_STATED PROBLEM:_
Copy each line in the data that includes the word "this".

_EXERCISE MATERIALS:_
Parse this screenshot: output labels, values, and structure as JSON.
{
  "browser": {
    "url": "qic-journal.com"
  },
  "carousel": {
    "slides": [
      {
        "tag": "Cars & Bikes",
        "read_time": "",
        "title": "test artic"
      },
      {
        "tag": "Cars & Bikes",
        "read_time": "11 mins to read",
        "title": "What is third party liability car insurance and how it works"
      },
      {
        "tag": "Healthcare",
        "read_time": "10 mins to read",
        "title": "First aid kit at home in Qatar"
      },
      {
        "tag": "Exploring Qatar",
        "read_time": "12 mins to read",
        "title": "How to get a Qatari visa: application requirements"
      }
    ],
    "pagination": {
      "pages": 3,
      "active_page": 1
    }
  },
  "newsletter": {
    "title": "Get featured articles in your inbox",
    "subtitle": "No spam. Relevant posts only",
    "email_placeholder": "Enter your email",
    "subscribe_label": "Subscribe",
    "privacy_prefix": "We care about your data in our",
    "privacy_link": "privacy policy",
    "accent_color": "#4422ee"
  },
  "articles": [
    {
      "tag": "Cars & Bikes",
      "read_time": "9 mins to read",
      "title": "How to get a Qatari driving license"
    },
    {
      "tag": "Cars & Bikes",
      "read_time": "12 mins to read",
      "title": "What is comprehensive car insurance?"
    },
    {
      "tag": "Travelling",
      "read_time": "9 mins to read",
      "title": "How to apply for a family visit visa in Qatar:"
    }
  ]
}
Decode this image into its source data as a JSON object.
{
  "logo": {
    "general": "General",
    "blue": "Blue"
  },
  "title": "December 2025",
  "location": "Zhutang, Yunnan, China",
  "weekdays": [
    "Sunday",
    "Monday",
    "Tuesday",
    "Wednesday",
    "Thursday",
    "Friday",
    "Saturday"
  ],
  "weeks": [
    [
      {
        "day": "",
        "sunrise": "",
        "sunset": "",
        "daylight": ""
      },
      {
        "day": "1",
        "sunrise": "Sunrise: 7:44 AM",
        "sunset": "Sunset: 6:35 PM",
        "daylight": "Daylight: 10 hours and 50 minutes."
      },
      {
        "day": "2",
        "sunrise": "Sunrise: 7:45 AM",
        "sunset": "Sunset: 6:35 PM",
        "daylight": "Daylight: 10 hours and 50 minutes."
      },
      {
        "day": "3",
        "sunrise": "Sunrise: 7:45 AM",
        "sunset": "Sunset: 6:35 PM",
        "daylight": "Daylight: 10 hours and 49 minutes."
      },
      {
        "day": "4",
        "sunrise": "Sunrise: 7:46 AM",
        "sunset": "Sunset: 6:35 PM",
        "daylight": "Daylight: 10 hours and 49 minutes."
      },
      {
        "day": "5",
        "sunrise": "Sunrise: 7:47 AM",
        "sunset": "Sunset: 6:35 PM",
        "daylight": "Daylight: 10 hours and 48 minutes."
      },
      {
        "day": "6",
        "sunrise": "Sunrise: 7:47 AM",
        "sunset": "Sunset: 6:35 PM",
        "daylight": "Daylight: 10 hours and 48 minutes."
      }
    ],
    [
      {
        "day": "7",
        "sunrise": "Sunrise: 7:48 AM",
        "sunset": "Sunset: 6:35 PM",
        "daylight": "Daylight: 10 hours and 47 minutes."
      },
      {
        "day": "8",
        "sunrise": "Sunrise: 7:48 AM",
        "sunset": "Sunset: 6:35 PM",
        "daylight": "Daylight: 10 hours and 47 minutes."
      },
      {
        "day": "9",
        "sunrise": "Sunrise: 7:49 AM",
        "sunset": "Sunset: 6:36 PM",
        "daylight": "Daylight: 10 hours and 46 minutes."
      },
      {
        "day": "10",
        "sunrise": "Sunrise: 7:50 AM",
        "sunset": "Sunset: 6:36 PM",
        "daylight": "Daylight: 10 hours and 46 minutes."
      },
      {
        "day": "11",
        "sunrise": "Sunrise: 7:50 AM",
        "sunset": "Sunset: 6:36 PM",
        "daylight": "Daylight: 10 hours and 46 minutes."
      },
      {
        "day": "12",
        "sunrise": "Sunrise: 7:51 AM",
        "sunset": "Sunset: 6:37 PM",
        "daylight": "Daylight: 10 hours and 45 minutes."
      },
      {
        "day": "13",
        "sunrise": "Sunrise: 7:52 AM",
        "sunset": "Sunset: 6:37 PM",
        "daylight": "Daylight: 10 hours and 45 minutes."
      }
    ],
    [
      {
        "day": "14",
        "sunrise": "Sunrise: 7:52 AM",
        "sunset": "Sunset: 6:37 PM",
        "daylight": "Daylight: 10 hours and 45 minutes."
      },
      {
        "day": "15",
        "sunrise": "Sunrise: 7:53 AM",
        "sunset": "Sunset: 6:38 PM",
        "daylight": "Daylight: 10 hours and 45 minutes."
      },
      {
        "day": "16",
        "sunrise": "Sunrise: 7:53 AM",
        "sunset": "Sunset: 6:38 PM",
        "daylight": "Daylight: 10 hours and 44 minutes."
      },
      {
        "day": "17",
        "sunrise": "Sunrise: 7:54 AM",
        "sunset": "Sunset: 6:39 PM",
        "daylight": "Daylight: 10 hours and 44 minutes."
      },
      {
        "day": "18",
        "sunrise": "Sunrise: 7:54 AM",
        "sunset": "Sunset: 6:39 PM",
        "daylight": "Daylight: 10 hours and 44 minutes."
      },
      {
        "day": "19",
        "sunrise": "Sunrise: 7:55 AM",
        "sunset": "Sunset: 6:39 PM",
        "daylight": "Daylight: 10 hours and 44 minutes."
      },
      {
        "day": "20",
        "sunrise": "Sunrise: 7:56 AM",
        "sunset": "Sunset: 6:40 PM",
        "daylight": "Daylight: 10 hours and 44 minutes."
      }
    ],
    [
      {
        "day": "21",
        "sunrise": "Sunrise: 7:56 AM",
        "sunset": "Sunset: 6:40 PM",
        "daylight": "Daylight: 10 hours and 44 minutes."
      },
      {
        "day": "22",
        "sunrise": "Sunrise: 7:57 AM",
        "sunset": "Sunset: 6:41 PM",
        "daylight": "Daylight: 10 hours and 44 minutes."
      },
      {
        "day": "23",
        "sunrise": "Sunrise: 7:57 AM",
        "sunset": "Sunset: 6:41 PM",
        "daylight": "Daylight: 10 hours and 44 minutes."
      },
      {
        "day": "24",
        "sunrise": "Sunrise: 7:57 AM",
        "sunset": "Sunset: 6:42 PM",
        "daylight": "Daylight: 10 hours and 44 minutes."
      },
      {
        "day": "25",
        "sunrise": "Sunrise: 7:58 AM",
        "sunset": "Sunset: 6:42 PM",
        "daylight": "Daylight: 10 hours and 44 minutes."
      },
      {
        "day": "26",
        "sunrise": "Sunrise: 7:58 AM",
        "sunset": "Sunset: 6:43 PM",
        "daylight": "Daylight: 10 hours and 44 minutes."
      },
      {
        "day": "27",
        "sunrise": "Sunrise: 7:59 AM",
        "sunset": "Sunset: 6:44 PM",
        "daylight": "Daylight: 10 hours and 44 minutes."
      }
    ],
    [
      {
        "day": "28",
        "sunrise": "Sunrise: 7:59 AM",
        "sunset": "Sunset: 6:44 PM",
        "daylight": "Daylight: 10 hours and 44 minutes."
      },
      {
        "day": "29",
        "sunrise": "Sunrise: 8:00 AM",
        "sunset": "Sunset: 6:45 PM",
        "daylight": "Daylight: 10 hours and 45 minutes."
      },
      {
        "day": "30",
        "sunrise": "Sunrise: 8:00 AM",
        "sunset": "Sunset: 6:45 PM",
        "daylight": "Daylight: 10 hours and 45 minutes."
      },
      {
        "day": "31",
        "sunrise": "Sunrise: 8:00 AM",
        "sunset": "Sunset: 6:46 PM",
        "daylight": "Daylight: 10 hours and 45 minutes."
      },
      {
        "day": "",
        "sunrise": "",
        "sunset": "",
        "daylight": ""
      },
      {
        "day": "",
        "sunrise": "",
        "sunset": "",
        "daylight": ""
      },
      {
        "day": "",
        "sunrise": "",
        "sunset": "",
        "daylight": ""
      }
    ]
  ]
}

_WRITTEN RESPONSE:_
Parse this screenshot: output labels, values, and structure as JSON.
Decode this image into its source data as a JSON object.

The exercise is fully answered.